What the exercise asks: Can you pull out each line of the data below that includes the word "name"?

##############################

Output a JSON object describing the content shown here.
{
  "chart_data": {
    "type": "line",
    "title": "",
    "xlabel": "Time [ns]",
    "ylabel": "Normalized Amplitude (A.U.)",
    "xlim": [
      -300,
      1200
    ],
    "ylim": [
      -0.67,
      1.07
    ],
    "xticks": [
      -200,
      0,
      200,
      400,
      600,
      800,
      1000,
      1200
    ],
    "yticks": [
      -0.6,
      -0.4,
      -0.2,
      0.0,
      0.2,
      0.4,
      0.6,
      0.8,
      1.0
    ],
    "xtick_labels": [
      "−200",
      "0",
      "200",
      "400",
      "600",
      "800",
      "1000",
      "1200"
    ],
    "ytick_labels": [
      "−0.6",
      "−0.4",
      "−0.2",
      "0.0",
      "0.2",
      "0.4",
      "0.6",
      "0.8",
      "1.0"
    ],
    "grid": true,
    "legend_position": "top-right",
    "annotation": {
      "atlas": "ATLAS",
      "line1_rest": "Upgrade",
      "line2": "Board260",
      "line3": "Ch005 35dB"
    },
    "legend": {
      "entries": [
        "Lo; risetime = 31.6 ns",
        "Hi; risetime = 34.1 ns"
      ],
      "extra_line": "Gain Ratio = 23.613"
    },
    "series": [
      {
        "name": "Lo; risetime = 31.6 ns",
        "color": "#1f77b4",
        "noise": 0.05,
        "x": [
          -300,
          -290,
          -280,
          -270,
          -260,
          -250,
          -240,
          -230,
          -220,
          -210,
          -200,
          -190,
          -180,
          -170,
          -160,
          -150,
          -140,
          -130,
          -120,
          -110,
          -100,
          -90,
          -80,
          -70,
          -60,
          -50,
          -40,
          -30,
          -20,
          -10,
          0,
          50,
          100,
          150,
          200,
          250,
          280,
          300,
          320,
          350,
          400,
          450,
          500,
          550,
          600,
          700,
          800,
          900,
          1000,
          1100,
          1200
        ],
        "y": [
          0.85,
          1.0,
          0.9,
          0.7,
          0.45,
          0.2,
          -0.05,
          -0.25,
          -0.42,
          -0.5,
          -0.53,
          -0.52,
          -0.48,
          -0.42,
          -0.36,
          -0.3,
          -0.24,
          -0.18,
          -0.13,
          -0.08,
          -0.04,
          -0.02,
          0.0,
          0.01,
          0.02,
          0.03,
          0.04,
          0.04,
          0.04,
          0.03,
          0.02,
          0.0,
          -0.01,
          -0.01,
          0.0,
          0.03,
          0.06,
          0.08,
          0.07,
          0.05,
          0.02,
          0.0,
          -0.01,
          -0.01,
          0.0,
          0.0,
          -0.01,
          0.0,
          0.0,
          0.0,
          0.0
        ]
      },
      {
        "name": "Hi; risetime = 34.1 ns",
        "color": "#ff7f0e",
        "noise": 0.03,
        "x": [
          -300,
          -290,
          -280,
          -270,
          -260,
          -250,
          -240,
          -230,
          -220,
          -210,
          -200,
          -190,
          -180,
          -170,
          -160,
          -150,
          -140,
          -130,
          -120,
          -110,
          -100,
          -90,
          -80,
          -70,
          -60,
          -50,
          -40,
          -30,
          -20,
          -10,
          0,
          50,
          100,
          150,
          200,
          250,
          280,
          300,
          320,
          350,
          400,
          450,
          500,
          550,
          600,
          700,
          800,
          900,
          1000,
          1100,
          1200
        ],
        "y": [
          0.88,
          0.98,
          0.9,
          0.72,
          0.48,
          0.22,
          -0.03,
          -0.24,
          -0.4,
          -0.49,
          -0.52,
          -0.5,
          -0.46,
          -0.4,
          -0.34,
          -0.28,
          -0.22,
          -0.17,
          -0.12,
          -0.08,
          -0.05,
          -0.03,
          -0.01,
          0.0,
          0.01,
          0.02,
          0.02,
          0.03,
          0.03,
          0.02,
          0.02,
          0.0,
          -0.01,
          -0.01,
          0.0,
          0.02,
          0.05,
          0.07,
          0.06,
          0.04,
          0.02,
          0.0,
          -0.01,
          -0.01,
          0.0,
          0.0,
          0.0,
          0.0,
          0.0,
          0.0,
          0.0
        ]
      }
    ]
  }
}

##############################

Solution to the exercise:
        "name": "Lo; risetime = 31.6 ns",
        "name": "Hi; risetime = 34.1 ns",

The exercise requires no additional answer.